───── Supplied data

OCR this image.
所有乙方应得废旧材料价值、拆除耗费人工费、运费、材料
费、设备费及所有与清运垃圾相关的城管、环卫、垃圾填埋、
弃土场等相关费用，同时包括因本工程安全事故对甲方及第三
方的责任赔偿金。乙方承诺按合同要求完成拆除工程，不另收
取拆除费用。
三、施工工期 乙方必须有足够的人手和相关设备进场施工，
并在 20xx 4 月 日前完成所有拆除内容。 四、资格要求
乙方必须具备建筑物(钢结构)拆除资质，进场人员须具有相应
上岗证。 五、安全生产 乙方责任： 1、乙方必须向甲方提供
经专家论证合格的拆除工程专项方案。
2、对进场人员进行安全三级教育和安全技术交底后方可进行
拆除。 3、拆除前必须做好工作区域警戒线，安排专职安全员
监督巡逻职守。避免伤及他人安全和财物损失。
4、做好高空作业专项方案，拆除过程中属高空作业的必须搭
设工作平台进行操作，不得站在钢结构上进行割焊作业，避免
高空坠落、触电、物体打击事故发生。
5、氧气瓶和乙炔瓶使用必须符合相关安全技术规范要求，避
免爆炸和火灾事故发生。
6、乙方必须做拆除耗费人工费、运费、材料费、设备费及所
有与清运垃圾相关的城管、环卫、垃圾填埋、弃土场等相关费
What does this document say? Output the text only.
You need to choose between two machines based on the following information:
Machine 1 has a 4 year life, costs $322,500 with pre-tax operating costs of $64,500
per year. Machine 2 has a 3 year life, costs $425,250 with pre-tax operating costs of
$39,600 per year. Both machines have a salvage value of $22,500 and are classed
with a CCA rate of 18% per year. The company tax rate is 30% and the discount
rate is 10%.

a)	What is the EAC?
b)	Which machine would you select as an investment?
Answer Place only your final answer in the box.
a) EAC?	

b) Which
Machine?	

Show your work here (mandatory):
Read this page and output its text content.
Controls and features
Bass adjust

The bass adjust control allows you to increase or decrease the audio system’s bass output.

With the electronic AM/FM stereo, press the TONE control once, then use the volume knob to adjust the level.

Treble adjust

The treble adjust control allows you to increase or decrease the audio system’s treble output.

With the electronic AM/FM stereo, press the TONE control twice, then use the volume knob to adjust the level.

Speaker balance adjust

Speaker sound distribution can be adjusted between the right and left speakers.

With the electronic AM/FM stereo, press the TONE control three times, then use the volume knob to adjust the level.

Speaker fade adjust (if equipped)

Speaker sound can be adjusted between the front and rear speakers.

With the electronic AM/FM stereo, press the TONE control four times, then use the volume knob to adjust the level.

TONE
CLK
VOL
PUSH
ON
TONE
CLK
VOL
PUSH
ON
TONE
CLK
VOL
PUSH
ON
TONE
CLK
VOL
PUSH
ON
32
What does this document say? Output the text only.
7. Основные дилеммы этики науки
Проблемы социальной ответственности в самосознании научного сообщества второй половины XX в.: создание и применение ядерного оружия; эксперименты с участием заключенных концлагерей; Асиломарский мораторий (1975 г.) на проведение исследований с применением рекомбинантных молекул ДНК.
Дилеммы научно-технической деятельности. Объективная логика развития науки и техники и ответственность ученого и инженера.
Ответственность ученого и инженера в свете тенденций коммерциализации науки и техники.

──────────

▶ Task directions
Retype the listing. Match it exactly.

▶ Complete output
OCR this image.
所有乙方应得废旧材料价值、拆除耗费人工费、运费、材料
费、设备费及所有与清运垃圾相关的城管、环卫、垃圾填埋、
弃土场等相关费用，同时包括因本工程安全事故对甲方及第三
方的责任赔偿金。乙方承诺按合同要求完成拆除工程，不另收
取拆除费用。
三、施工工期 乙方必须有足够的人手和相关设备进场施工，
并在 20xx 4 月 日前完成所有拆除内容。 四、资格要求
乙方必须具备建筑物(钢结构)拆除资质，进场人员须具有相应
上岗证。 五、安全生产 乙方责任： 1、乙方必须向甲方提供
经专家论证合格的拆除工程专项方案。
2、对进场人员进行安全三级教育和安全技术交底后方可进行
拆除。 3、拆除前必须做好工作区域警戒线，安排专职安全员
监督巡逻职守。避免伤及他人安全和财物损失。
4、做好高空作业专项方案，拆除过程中属高空作业的必须搭
设工作平台进行操作，不得站在钢结构上进行割焊作业，避免
高空坠落、触电、物体打击事故发生。
5、氧气瓶和乙炔瓶使用必须符合相关安全技术规范要求，避
免爆炸和火灾事故发生。
6、乙方必须做拆除耗费人工费、运费、材料费、设备费及所
有与清运垃圾相关的城管、环卫、垃圾填埋、弃土场等相关费
What does this document say? Output the text only.
You need to choose between two machines based on the following information:
Machine 1 has a 4 year life, costs $322,500 with pre-tax operating costs of $64,500
per year. Machine 2 has a 3 year life, costs $425,250 with pre-tax operating costs of
$39,600 per year. Both machines have a salvage value of $22,500 and are classed
with a CCA rate of 18% per year. The company tax rate is 30% and the discount
rate is 10%.

a)	What is the EAC?
b)	Which machine would you select as an investment?
Answer Place only your final answer in the box.
a) EAC?	

b) Which
Machine?	

Show your work here (mandatory):
Read this page and output its text content.
Controls and features
Bass adjust

The bass adjust control allows you to increase or decrease the audio system’s bass output.

With the electronic AM/FM stereo, press the TONE control once, then use the volume knob to adjust the level.

Treble adjust

The treble adjust control allows you to increase or decrease the audio system’s treble output.

With the electronic AM/FM stereo, press the TONE control twice, then use the volume knob to adjust the level.

Speaker balance adjust

Speaker sound distribution can be adjusted between the right and left speakers.

With the electronic AM/FM stereo, press the TONE control three times, then use the volume knob to adjust the level.

Speaker fade adjust (if equipped)

Speaker sound can be adjusted between the front and rear speakers.

With the electronic AM/FM stereo, press the TONE control four times, then use the volume knob to adjust the level.

TONE
CLK
VOL
PUSH
ON
TONE
CLK
VOL
PUSH
ON
TONE
CLK
VOL
PUSH
ON
TONE
CLK
VOL
PUSH
ON
32
What does this document say? Output the text only.
7. Основные дилеммы этики науки
Проблемы социальной ответственности в самосознании научного сообщества второй половины XX в.: создание и применение ядерного оружия; эксперименты с участием заключенных концлагерей; Асиломарский мораторий (1975 г.) на проведение исследований с применением рекомбинантных молекул ДНК.
Дилеммы научно-технической деятельности. Объективная логика развития науки и техники и ответственность ученого и инженера.
Ответственность ученого и инженера в свете тенденций коммерциализации науки и техники.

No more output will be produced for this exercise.